**Extracto del documento**
====================
Cerebro e hígado, implicados
El consumo elevado de hidratos de carbono, especialmente de azúcares simples, precisa de la acción del hígado para almacenar este exceso en forma de glucógeno hepático y, posteriormente, en forma de grasa. Según un estudio realizado por la Universidad de Duke (Estados Unidos), esta transformación se produce como consecuencia de un exceso de este nutriente en la sangre y puede dar lugar a diversas patologías. «Esta acumulación en los hepatocitos se denomina esteatosis y puede conllevar una inflamación del hígado y posterior fibrosis, cirrosis y cáncer», mantiene Estuch. Estos se suelen manifestar a través de dolor en la parte superior derecha del abdomen, fatiga crónica, malestar general y pesadez después de las comidas. Aunque hay casos en los que no se detectan síntomas porque el paciente tiene el hígado demasiado grande.
====================
**Ítems proporcionados**
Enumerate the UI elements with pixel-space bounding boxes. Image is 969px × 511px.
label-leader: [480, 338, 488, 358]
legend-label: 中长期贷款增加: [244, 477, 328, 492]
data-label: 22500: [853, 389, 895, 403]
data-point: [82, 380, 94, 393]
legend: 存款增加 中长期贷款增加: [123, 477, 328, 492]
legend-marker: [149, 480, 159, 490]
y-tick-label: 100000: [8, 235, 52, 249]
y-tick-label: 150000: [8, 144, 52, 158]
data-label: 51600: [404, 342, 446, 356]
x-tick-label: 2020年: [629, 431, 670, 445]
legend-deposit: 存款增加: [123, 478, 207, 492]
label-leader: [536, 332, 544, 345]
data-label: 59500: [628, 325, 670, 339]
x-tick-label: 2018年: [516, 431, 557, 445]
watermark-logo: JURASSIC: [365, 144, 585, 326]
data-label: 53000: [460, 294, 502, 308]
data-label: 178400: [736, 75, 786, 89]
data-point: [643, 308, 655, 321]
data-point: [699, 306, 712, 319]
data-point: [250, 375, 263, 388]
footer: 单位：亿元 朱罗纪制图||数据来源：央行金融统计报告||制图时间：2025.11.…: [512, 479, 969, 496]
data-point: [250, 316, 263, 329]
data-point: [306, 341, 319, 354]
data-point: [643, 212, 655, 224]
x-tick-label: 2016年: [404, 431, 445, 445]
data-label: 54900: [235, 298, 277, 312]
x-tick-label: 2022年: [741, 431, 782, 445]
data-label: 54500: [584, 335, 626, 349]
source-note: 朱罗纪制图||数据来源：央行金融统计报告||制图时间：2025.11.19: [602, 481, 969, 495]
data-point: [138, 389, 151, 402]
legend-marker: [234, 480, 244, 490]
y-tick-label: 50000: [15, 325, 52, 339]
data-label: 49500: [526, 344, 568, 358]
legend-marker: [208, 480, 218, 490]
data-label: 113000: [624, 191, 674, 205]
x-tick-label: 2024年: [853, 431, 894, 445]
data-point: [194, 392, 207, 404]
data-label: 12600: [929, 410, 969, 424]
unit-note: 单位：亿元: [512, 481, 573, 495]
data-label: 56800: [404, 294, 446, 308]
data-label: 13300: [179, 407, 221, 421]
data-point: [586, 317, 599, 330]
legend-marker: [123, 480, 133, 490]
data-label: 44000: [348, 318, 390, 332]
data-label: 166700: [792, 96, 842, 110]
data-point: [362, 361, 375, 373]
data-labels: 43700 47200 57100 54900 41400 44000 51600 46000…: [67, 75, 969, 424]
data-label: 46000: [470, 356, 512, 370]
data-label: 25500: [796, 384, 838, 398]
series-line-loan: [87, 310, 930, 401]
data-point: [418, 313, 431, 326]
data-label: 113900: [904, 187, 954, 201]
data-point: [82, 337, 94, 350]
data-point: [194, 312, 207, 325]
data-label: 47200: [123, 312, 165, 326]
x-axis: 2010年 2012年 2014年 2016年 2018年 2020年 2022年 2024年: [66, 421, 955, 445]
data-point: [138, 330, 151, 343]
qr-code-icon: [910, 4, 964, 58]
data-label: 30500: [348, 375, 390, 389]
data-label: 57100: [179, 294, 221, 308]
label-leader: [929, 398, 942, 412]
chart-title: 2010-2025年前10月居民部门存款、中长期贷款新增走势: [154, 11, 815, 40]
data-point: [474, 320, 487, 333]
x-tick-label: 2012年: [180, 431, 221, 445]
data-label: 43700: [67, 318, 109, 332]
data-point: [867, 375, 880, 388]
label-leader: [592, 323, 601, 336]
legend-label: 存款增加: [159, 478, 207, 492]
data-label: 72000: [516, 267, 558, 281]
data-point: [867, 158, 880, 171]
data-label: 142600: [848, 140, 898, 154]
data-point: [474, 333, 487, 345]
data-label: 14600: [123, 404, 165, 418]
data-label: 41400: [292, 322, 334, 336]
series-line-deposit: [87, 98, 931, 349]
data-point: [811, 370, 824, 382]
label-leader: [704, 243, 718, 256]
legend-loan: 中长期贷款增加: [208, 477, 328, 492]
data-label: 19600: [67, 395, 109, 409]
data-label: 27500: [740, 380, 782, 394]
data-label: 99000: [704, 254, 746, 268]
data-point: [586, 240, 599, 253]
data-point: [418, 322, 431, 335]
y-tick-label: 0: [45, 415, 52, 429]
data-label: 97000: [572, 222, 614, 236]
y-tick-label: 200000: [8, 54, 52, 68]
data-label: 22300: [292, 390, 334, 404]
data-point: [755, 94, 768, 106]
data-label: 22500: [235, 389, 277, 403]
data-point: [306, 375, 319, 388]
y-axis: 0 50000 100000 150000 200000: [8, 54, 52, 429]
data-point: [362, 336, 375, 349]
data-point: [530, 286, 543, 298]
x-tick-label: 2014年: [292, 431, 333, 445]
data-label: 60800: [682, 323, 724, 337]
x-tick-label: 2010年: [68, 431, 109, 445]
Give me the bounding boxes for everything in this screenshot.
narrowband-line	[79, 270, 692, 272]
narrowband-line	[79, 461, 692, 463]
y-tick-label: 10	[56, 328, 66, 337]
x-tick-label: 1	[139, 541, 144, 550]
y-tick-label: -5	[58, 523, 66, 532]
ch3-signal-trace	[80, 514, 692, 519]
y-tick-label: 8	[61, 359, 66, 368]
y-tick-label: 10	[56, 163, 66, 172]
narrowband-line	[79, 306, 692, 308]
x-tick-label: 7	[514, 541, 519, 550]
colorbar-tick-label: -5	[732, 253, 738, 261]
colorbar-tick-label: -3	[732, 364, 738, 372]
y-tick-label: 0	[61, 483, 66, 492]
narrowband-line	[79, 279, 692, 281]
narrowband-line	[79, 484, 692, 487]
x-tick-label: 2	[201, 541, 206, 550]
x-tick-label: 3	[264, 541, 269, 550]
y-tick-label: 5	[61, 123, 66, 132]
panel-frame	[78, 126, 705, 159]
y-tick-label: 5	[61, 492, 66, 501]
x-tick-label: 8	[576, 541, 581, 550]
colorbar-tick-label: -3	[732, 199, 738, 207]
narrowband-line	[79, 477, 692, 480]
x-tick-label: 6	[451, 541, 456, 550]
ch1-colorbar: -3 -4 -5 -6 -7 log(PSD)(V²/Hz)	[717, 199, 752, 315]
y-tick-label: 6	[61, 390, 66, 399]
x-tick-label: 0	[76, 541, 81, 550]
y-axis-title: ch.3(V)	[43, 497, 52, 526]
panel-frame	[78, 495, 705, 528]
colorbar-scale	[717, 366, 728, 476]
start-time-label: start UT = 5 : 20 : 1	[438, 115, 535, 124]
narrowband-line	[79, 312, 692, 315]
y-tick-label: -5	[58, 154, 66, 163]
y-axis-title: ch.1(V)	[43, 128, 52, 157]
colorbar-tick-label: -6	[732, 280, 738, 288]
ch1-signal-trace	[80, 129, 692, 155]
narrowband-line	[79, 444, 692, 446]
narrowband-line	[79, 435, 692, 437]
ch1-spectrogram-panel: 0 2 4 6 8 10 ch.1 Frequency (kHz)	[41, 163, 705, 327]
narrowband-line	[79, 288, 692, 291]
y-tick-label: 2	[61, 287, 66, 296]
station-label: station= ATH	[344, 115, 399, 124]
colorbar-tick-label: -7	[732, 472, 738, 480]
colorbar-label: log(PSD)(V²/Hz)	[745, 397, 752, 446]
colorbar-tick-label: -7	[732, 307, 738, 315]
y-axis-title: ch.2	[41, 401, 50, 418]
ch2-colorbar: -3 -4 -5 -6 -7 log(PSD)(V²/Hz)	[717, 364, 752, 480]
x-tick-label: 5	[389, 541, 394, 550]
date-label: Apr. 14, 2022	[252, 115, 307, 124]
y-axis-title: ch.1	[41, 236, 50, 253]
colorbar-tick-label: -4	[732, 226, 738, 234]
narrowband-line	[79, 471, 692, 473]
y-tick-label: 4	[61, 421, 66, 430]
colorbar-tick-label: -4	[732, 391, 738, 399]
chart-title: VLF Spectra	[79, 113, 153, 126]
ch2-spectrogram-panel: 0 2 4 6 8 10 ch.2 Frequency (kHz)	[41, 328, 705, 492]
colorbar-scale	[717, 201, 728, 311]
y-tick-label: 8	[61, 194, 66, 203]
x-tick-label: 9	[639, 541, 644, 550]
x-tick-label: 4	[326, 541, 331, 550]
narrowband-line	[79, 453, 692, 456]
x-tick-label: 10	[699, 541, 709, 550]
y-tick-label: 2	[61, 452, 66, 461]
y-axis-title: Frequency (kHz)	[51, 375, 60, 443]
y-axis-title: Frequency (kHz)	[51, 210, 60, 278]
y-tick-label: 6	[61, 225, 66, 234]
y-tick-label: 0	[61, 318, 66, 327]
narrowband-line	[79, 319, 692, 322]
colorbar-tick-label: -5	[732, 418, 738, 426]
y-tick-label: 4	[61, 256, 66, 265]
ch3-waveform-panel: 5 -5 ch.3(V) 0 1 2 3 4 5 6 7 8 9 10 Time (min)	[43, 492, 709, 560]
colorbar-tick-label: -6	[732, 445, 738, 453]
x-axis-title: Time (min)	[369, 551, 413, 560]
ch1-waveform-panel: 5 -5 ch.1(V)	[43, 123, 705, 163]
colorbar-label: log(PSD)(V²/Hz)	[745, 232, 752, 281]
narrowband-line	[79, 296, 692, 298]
====================
**Tareas requeridas**
[A] Enumere todos los síntomas que menciona el fragmento sobre el exceso de azúcares y el hígado.
[B] Retome el fragmento sobre el exceso de azúcares y el hígado y continúelo a partir de su última oración.
Los ítems son un material aparte, independiente del fragmento sobre el exceso de azúcares y el hígado.

**Respuestas por ítem**
[A]
- Dolor en la parte superior derecha del abdomen
- Fatiga crónica
- Malestar general
- Pesadez después de las comidas

[B]
En cuanto al cerebro, éste consume 5,6 miligramos de glucosa por cada 100 gramos de tejido cerebral por minuto. En él, la mayor demanda de energía procede de las neuronas, que dependen de esta sustancia primordialmente. Por ello, a pesar de que el cerebro representa menos del 2% del peso corporal, gasta hasta el 20% de la energía total de la glucosa que fabrica el organismo. «Que esto sea así no quiere decir que tengamos que consumir glucosa, sacarosa o fructosa directamente, pues las fuentes dietéticas de hidratos de carbono acaban siendo fuente final de glucosa para nuestras células en el cerebro», sostiene Ramón de Canga, dietista-nutricionista y doctor en Biología Funcional y Molecular. «Además, el propio organismo puede conseguirla a través del glicerol o de otras rutas bioquímicas. Sin olvidar que los cuerpos cetónicos procedentes del metabolismo de las grasas pueden servir de energía para el cerebro».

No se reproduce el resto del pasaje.